(Some records)
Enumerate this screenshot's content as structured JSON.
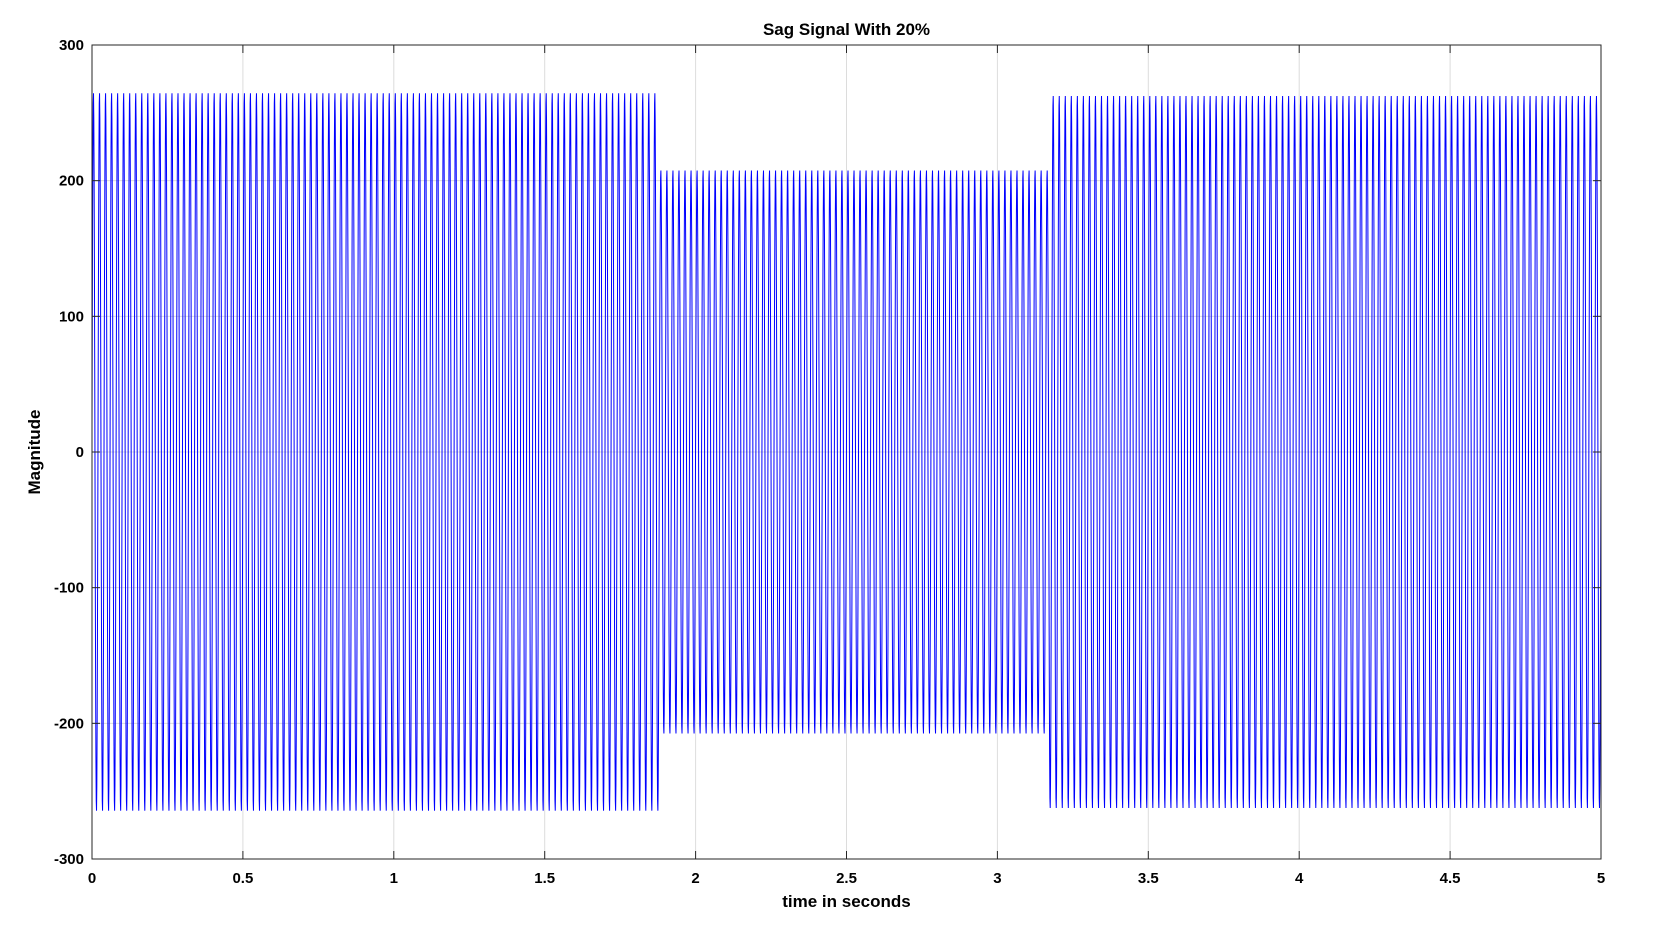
{
  "chart_data": {
    "type": "line",
    "title": "Sag Signal With 20%",
    "xlabel": "time in seconds",
    "ylabel": "Magnitude",
    "xlim": [
      0,
      5
    ],
    "ylim": [
      -300,
      300
    ],
    "grid": true,
    "x_ticks": [
      0,
      0.5,
      1,
      1.5,
      2,
      2.5,
      3,
      3.5,
      4,
      4.5,
      5
    ],
    "y_ticks": [
      -300,
      -200,
      -100,
      0,
      100,
      200,
      300
    ],
    "x_tick_labels": [
      "0",
      "0.5",
      "1",
      "1.5",
      "2",
      "2.5",
      "3",
      "3.5",
      "4",
      "4.5",
      "5"
    ],
    "y_tick_labels": [
      "-300",
      "-200",
      "-100",
      "0",
      "100",
      "200",
      "300"
    ],
    "series": [
      {
        "color": "#0000ff",
        "signal": {
          "kind": "sinusoid",
          "frequency_hz": 50,
          "sample_interval_s": 0.001,
          "start_value": 18,
          "segments": [
            {
              "t_start": 0,
              "t_end": 1.88,
              "amplitude": 265
            },
            {
              "t_start": 1.88,
              "t_end": 3.17,
              "amplitude": 208
            },
            {
              "t_start": 3.17,
              "t_end": 5,
              "amplitude": 263
            }
          ]
        }
      }
    ]
  }
}
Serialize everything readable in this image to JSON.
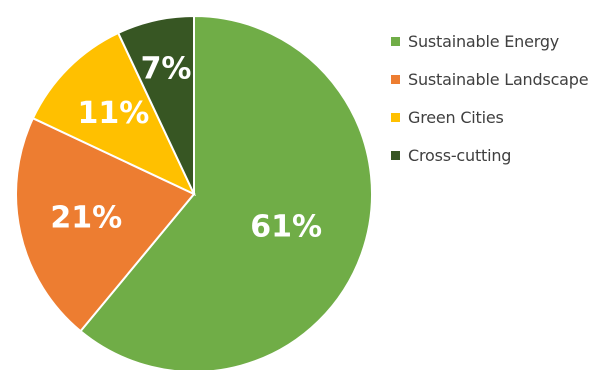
{
  "chart_data": {
    "type": "pie",
    "title": "",
    "labels": [
      "Sustainable Energy",
      "Sustainable Landscape",
      "Green Cities",
      "Cross-cutting"
    ],
    "values": [
      61,
      21,
      11,
      7
    ],
    "value_labels": [
      "61%",
      "21%",
      "11%",
      "7%"
    ],
    "colors": [
      "#70ad47",
      "#ed7d31",
      "#ffc000",
      "#375623"
    ],
    "start_angle_deg": 0,
    "direction": "clockwise",
    "legend_position": "right",
    "data_labels": "inside"
  },
  "legend": {
    "items": [
      {
        "label": "Sustainable Energy",
        "color": "#70ad47"
      },
      {
        "label": "Sustainable Landscape",
        "color": "#ed7d31"
      },
      {
        "label": "Green Cities",
        "color": "#ffc000"
      },
      {
        "label": "Cross-cutting",
        "color": "#375623"
      }
    ]
  }
}
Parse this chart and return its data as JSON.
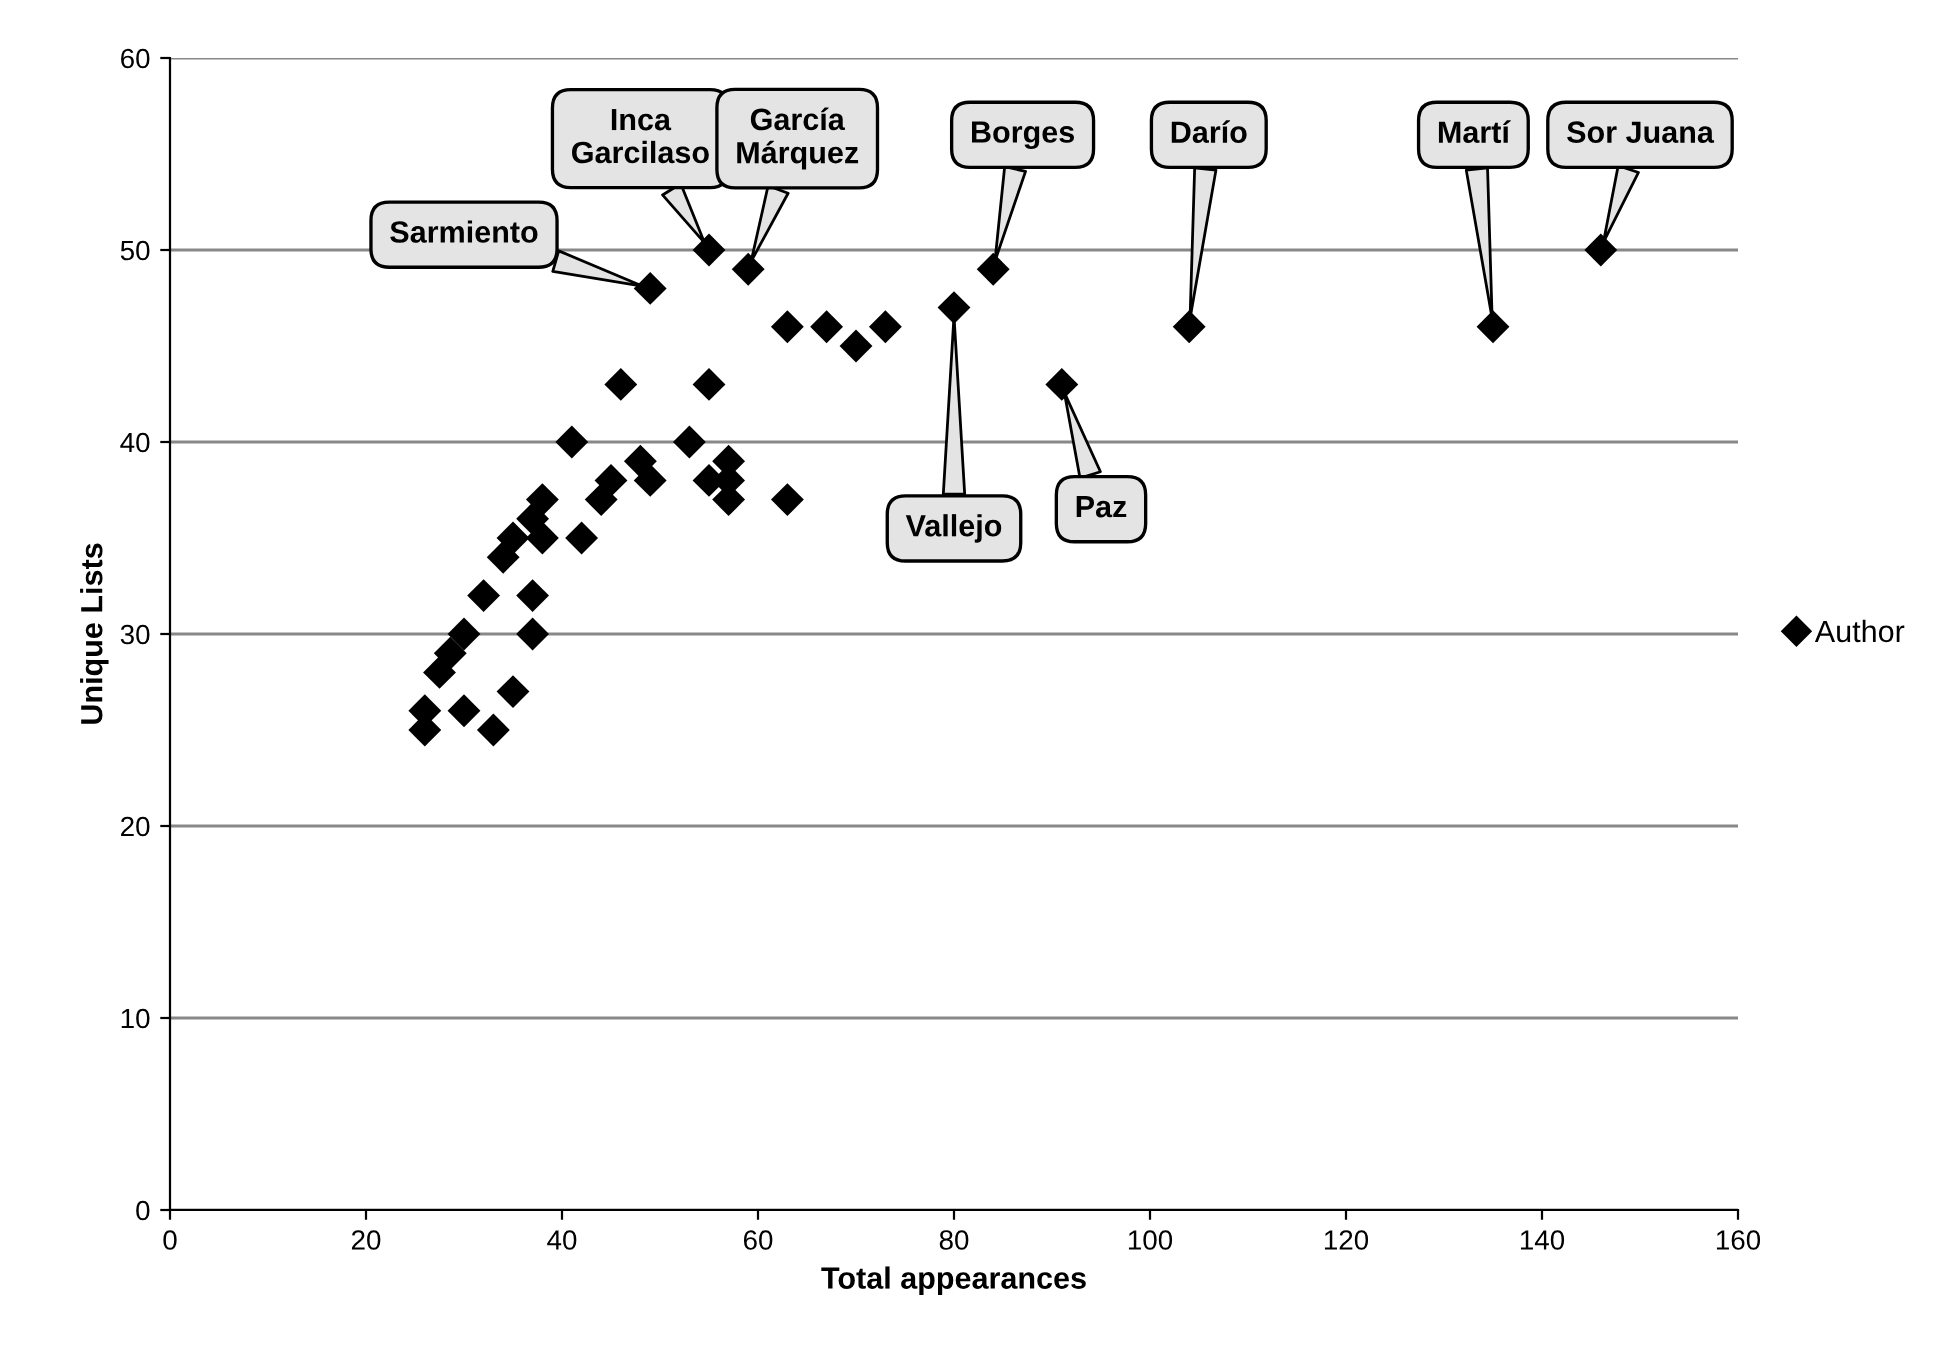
{
  "chart_data": {
    "type": "scatter",
    "xlabel": "Total appearances",
    "ylabel": "Unique Lists",
    "xlim": [
      0,
      160
    ],
    "xticks": [
      0,
      20,
      40,
      60,
      80,
      100,
      120,
      140,
      160
    ],
    "ylim": [
      0,
      60
    ],
    "yticks": [
      0,
      10,
      20,
      30,
      40,
      50,
      60
    ],
    "grid": "y",
    "legend": "right",
    "marker": "diamond",
    "series": [
      {
        "name": "Author",
        "color": "#000000",
        "x": [
          26,
          26,
          30,
          33,
          35,
          37,
          30,
          27.5,
          28.6,
          32,
          37,
          34,
          35,
          38,
          42,
          37,
          38,
          41,
          46,
          55,
          53,
          48,
          49,
          45,
          44,
          55,
          57,
          57,
          57,
          63,
          63,
          67,
          70,
          73,
          49,
          55,
          59,
          84,
          80,
          91,
          104,
          135,
          146
        ],
        "values": [
          26,
          25,
          26,
          25,
          27,
          30,
          30,
          28,
          29,
          32,
          32,
          34,
          35,
          35,
          35,
          36,
          37,
          40,
          43,
          43,
          40,
          39,
          38,
          38,
          37,
          38,
          39,
          38,
          37,
          37,
          46,
          46,
          45,
          46,
          48,
          50,
          49,
          49,
          47,
          43,
          46,
          46,
          50
        ]
      }
    ],
    "annotations": [
      {
        "text": "Sarmiento",
        "x": 49,
        "y": 48
      },
      {
        "text": "Inca\nGarcilaso",
        "x": 55,
        "y": 50
      },
      {
        "text": "García\nMárquez",
        "x": 59,
        "y": 49
      },
      {
        "text": "Borges",
        "x": 84,
        "y": 49
      },
      {
        "text": "Darío",
        "x": 104,
        "y": 46
      },
      {
        "text": "Martí",
        "x": 135,
        "y": 46
      },
      {
        "text": "Sor Juana",
        "x": 146,
        "y": 50
      },
      {
        "text": "Vallejo",
        "x": 80,
        "y": 47
      },
      {
        "text": "Paz",
        "x": 91,
        "y": 43
      }
    ]
  }
}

### WORK INSTRUCTIONS
Above are records to transcribe exactly; leave their pictures out.

### EXPECTED ANSWER
Enumerate this screenshot's content as structured JSON.
{
  "chart_data": {
    "type": "line",
    "title": "Sag Signal With 20%",
    "xlabel": "time in seconds",
    "ylabel": "Magnitude",
    "xlim": [
      0,
      5
    ],
    "ylim": [
      -300,
      300
    ],
    "grid": true,
    "x_ticks": [
      0,
      0.5,
      1,
      1.5,
      2,
      2.5,
      3,
      3.5,
      4,
      4.5,
      5
    ],
    "y_ticks": [
      -300,
      -200,
      -100,
      0,
      100,
      200,
      300
    ],
    "x_tick_labels": [
      "0",
      "0.5",
      "1",
      "1.5",
      "2",
      "2.5",
      "3",
      "3.5",
      "4",
      "4.5",
      "5"
    ],
    "y_tick_labels": [
      "-300",
      "-200",
      "-100",
      "0",
      "100",
      "200",
      "300"
    ],
    "series": [
      {
        "color": "#0000ff",
        "signal": {
          "kind": "sinusoid",
          "frequency_hz": 50,
          "sample_interval_s": 0.001,
          "start_value": 18,
          "segments": [
            {
              "t_start": 0,
              "t_end": 1.88,
              "amplitude": 265
            },
            {
              "t_start": 1.88,
              "t_end": 3.17,
              "amplitude": 208
            },
            {
              "t_start": 3.17,
              "t_end": 5,
              "amplitude": 263
            }
          ]
        }
      }
    ]
  }
}
Serialize everything readable in this image to JSON.
{
  "chart_data": {
    "type": "pie",
    "title": "",
    "labels": [
      "Sustainable Energy",
      "Sustainable Landscape",
      "Green Cities",
      "Cross-cutting"
    ],
    "values": [
      61,
      21,
      11,
      7
    ],
    "value_labels": [
      "61%",
      "21%",
      "11%",
      "7%"
    ],
    "colors": [
      "#70ad47",
      "#ed7d31",
      "#ffc000",
      "#375623"
    ],
    "start_angle_deg": 0,
    "direction": "clockwise",
    "legend_position": "right",
    "data_labels": "inside"
  },
  "legend": {
    "items": [
      {
        "label": "Sustainable Energy",
        "color": "#70ad47"
      },
      {
        "label": "Sustainable Landscape",
        "color": "#ed7d31"
      },
      {
        "label": "Green Cities",
        "color": "#ffc000"
      },
      {
        "label": "Cross-cutting",
        "color": "#375623"
      }
    ]
  }
}
Parse this chart and return its data as JSON.
{
  "chart_data": {
    "type": "scatter",
    "xlabel": "Total appearances",
    "ylabel": "Unique Lists",
    "xlim": [
      0,
      160
    ],
    "xticks": [
      0,
      20,
      40,
      60,
      80,
      100,
      120,
      140,
      160
    ],
    "ylim": [
      0,
      60
    ],
    "yticks": [
      0,
      10,
      20,
      30,
      40,
      50,
      60
    ],
    "grid": "y",
    "legend": "right",
    "marker": "diamond",
    "series": [
      {
        "name": "Author",
        "color": "#000000",
        "x": [
          26,
          26,
          30,
          33,
          35,
          37,
          30,
          27.5,
          28.6,
          32,
          37,
          34,
          35,
          38,
          42,
          37,
          38,
          41,
          46,
          55,
          53,
          48,
          49,
          45,
          44,
          55,
          57,
          57,
          57,
          63,
          63,
          67,
          70,
          73,
          49,
          55,
          59,
          84,
          80,
          91,
          104,
          135,
          146
        ],
        "values": [
          26,
          25,
          26,
          25,
          27,
          30,
          30,
          28,
          29,
          32,
          32,
          34,
          35,
          35,
          35,
          36,
          37,
          40,
          43,
          43,
          40,
          39,
          38,
          38,
          37,
          38,
          39,
          38,
          37,
          37,
          46,
          46,
          45,
          46,
          48,
          50,
          49,
          49,
          47,
          43,
          46,
          46,
          50
        ]
      }
    ],
    "annotations": [
      {
        "text": "Sarmiento",
        "x": 49,
        "y": 48
      },
      {
        "text": "Inca\nGarcilaso",
        "x": 55,
        "y": 50
      },
      {
        "text": "García\nMárquez",
        "x": 59,
        "y": 49
      },
      {
        "text": "Borges",
        "x": 84,
        "y": 49
      },
      {
        "text": "Darío",
        "x": 104,
        "y": 46
      },
      {
        "text": "Martí",
        "x": 135,
        "y": 46
      },
      {
        "text": "Sor Juana",
        "x": 146,
        "y": 50
      },
      {
        "text": "Vallejo",
        "x": 80,
        "y": 47
      },
      {
        "text": "Paz",
        "x": 91,
        "y": 43
      }
    ]
  }
}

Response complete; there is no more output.